> [EXERCISE TASK]: Check every line of the entries for "تكره", and copy the lines that hold it.

> [EXERCISE INPUT]:
┏━━

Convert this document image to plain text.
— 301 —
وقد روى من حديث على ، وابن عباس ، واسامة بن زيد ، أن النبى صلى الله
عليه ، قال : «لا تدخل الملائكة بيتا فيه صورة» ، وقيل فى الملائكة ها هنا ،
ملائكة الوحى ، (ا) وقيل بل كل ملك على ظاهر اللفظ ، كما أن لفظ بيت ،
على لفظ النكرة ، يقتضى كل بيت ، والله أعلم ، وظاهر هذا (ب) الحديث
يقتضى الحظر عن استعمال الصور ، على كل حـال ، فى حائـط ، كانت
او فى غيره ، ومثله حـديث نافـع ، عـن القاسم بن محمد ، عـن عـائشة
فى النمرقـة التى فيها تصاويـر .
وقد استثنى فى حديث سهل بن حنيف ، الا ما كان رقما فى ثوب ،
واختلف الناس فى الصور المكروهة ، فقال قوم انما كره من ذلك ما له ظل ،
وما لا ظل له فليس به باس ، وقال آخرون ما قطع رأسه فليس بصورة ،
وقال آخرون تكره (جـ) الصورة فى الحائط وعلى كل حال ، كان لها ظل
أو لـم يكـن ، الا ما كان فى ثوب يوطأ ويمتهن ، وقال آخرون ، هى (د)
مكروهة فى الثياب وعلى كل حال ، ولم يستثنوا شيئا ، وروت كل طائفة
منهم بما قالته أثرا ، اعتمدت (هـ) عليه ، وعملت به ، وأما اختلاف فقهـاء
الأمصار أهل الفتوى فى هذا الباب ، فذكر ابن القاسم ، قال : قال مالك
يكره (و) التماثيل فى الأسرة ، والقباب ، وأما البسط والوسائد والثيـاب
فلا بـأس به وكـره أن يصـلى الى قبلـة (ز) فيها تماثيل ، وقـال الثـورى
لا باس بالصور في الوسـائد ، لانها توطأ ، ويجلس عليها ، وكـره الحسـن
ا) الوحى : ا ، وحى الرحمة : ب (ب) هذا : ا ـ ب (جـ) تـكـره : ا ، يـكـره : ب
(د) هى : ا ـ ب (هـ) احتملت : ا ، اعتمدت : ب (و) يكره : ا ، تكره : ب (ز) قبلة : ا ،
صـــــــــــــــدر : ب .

┗━━

> [THE REPLY]:
وقال آخرون تكره (جـ) الصورة فى الحائط وعلى كل حال ، كان لها ظل
(د) هى : ا ـ ب (هـ) احتملت : ا ، اعتمدت : ب (و) يكره : ا ، تكره : ب (ز) قبلة : ا ،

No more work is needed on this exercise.